Collected data entries:
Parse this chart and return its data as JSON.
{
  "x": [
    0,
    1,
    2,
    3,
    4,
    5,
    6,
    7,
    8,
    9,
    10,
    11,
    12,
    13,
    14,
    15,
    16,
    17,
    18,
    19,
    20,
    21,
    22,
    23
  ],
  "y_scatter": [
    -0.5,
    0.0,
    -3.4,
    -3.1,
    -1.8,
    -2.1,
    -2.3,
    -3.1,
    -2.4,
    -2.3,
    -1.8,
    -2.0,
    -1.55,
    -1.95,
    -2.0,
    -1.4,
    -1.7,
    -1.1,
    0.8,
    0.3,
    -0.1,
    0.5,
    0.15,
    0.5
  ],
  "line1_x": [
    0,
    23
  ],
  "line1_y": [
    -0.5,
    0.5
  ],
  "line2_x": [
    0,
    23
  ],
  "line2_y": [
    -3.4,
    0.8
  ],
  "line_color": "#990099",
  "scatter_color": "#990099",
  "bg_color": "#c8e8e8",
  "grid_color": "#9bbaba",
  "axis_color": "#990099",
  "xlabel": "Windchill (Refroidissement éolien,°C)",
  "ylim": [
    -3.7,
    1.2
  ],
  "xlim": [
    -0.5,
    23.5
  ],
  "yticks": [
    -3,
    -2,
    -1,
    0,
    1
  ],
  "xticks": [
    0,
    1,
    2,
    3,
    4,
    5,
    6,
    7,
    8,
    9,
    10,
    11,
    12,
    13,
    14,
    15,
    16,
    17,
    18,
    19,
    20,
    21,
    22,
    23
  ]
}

## WRITTEN PROBLEM
Reproduce the entries above in full, verbatim.

## EXERCISE OUTPUT
Parse this chart and return its data as JSON.
{
  "x": [
    0,
    1,
    2,
    3,
    4,
    5,
    6,
    7,
    8,
    9,
    10,
    11,
    12,
    13,
    14,
    15,
    16,
    17,
    18,
    19,
    20,
    21,
    22,
    23
  ],
  "y_scatter": [
    -0.5,
    0.0,
    -3.4,
    -3.1,
    -1.8,
    -2.1,
    -2.3,
    -3.1,
    -2.4,
    -2.3,
    -1.8,
    -2.0,
    -1.55,
    -1.95,
    -2.0,
    -1.4,
    -1.7,
    -1.1,
    0.8,
    0.3,
    -0.1,
    0.5,
    0.15,
    0.5
  ],
  "line1_x": [
    0,
    23
  ],
  "line1_y": [
    -0.5,
    0.5
  ],
  "line2_x": [
    0,
    23
  ],
  "line2_y": [
    -3.4,
    0.8
  ],
  "line_color": "#990099",
  "scatter_color": "#990099",
  "bg_color": "#c8e8e8",
  "grid_color": "#9bbaba",
  "axis_color": "#990099",
  "xlabel": "Windchill (Refroidissement éolien,°C)",
  "ylim": [
    -3.7,
    1.2
  ],
  "xlim": [
    -0.5,
    23.5
  ],
  "yticks": [
    -3,
    -2,
    -1,
    0,
    1
  ],
  "xticks": [
    0,
    1,
    2,
    3,
    4,
    5,
    6,
    7,
    8,
    9,
    10,
    11,
    12,
    13,
    14,
    15,
    16,
    17,
    18,
    19,
    20,
    21,
    22,
    23
  ]
}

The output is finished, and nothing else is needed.